— start DATA FOR THIS EXERCISE —

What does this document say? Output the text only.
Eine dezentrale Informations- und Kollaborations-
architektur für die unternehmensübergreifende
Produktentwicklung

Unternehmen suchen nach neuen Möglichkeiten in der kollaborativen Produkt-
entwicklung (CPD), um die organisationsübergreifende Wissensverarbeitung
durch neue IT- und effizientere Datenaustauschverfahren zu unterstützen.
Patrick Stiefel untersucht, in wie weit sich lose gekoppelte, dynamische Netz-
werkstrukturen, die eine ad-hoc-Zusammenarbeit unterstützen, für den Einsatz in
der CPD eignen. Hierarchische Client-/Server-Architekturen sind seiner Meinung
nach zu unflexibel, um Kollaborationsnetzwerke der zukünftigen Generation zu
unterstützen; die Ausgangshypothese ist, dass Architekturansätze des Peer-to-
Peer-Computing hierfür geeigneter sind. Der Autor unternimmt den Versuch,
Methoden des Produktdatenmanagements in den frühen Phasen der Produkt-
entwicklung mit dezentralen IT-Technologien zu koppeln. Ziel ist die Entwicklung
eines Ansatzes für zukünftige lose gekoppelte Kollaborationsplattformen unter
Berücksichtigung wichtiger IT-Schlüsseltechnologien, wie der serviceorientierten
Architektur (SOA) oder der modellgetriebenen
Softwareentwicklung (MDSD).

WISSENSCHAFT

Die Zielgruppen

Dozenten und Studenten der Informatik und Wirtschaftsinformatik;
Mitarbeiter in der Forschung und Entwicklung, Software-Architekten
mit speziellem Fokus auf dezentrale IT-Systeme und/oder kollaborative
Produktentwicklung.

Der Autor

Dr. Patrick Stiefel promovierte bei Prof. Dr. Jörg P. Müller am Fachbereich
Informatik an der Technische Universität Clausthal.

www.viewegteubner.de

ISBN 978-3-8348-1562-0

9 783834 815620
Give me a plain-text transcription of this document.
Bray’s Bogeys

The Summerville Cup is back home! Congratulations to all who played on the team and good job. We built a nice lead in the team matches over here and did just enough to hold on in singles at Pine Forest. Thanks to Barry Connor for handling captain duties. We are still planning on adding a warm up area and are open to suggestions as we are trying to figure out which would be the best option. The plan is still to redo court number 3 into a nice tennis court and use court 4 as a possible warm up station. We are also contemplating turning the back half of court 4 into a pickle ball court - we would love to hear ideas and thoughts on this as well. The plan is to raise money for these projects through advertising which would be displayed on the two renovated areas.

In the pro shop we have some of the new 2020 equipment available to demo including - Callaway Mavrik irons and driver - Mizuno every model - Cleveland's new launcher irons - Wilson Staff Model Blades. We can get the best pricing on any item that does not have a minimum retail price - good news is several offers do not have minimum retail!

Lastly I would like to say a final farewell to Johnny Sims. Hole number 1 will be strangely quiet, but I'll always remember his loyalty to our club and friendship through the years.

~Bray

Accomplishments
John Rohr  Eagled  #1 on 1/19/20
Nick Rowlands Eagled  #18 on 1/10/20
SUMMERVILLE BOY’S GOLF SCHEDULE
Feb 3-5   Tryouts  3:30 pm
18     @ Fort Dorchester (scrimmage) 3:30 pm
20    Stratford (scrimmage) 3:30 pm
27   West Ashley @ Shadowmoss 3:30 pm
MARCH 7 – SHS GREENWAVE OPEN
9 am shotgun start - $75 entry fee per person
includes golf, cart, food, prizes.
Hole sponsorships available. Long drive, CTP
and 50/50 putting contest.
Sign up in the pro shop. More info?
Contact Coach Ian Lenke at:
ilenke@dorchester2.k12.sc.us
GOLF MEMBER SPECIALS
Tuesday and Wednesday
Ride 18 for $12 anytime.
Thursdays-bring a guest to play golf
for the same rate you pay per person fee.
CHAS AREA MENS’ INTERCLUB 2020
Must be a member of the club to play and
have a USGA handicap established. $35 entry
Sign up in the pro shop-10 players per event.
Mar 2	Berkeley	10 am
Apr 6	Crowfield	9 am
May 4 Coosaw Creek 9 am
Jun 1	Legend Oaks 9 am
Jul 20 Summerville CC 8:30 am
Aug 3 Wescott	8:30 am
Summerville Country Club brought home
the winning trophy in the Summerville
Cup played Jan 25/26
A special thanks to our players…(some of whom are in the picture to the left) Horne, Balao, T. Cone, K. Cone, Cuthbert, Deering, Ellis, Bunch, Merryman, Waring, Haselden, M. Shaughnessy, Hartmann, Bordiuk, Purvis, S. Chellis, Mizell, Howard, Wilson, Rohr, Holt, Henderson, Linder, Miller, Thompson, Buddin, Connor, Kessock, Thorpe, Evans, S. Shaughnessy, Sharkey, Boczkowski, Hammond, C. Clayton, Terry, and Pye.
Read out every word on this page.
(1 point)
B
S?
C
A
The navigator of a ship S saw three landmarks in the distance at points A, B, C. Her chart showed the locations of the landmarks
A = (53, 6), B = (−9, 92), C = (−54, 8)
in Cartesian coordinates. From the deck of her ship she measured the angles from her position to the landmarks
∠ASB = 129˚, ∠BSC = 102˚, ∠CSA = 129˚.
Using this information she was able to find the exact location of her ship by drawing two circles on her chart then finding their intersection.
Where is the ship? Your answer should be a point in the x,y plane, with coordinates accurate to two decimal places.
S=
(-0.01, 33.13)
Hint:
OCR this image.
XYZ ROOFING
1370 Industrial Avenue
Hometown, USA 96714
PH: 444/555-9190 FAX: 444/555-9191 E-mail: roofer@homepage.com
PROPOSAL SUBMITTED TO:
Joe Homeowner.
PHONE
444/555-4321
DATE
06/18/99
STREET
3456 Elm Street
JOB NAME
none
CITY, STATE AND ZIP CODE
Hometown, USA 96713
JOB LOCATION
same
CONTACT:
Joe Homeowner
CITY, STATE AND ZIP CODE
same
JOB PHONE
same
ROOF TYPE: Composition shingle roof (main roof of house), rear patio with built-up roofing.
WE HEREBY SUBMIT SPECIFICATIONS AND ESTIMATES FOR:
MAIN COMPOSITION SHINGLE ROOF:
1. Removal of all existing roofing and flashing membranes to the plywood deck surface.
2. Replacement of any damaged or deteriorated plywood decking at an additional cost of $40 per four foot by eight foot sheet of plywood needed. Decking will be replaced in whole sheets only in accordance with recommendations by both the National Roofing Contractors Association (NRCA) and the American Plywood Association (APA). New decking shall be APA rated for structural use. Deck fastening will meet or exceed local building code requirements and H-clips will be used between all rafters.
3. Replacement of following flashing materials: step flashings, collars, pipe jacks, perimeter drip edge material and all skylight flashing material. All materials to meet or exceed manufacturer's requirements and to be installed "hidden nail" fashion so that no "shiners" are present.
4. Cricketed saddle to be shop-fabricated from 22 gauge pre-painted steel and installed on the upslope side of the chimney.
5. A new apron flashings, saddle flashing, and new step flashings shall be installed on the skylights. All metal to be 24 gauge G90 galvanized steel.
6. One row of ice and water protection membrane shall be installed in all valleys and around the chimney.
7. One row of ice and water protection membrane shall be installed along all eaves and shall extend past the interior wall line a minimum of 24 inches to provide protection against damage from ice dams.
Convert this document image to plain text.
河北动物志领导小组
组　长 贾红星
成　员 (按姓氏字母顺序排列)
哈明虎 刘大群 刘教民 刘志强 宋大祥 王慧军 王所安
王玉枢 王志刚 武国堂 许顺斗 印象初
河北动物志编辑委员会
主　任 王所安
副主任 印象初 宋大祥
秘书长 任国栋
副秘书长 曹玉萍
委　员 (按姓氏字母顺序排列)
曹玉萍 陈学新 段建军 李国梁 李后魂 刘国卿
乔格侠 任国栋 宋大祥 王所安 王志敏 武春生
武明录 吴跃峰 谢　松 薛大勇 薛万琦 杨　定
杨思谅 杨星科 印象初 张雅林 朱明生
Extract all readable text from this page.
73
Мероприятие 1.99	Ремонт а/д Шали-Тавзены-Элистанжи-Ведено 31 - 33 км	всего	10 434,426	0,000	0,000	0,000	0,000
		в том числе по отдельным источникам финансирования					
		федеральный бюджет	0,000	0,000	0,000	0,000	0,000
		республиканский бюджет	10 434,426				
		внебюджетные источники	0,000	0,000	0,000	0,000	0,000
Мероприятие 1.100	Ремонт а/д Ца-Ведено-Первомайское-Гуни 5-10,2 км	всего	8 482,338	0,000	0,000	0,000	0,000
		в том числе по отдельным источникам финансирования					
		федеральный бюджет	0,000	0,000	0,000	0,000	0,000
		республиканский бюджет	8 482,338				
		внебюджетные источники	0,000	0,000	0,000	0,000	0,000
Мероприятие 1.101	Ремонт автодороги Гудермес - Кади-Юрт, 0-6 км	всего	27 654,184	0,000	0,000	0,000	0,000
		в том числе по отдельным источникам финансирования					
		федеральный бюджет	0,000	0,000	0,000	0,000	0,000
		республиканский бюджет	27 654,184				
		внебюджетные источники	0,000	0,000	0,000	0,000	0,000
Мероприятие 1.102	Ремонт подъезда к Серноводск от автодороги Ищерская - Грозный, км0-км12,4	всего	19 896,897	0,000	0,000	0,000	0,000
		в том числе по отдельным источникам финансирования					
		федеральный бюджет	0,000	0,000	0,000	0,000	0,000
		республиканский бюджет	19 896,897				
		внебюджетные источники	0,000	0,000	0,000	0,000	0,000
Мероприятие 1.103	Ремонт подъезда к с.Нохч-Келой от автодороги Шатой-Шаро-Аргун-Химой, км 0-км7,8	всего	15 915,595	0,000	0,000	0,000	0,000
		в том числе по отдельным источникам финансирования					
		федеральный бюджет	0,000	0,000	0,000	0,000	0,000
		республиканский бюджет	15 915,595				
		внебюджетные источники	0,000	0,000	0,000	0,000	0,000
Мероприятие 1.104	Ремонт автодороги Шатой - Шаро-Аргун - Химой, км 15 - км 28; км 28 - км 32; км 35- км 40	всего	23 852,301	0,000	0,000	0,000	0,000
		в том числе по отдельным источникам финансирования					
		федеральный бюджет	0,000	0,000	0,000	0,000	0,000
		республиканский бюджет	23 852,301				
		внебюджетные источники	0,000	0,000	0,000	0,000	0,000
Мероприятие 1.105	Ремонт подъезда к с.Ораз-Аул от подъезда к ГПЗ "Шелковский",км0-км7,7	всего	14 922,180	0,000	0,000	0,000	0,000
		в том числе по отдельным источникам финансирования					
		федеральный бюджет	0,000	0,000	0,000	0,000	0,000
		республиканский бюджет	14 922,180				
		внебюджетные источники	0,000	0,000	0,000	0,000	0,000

— end DATA FOR THIS EXERCISE —

- [BRIEF]:
State how many lines in the records above contain the word "lose", giving only the number.

- [FINAL RESULT]:
2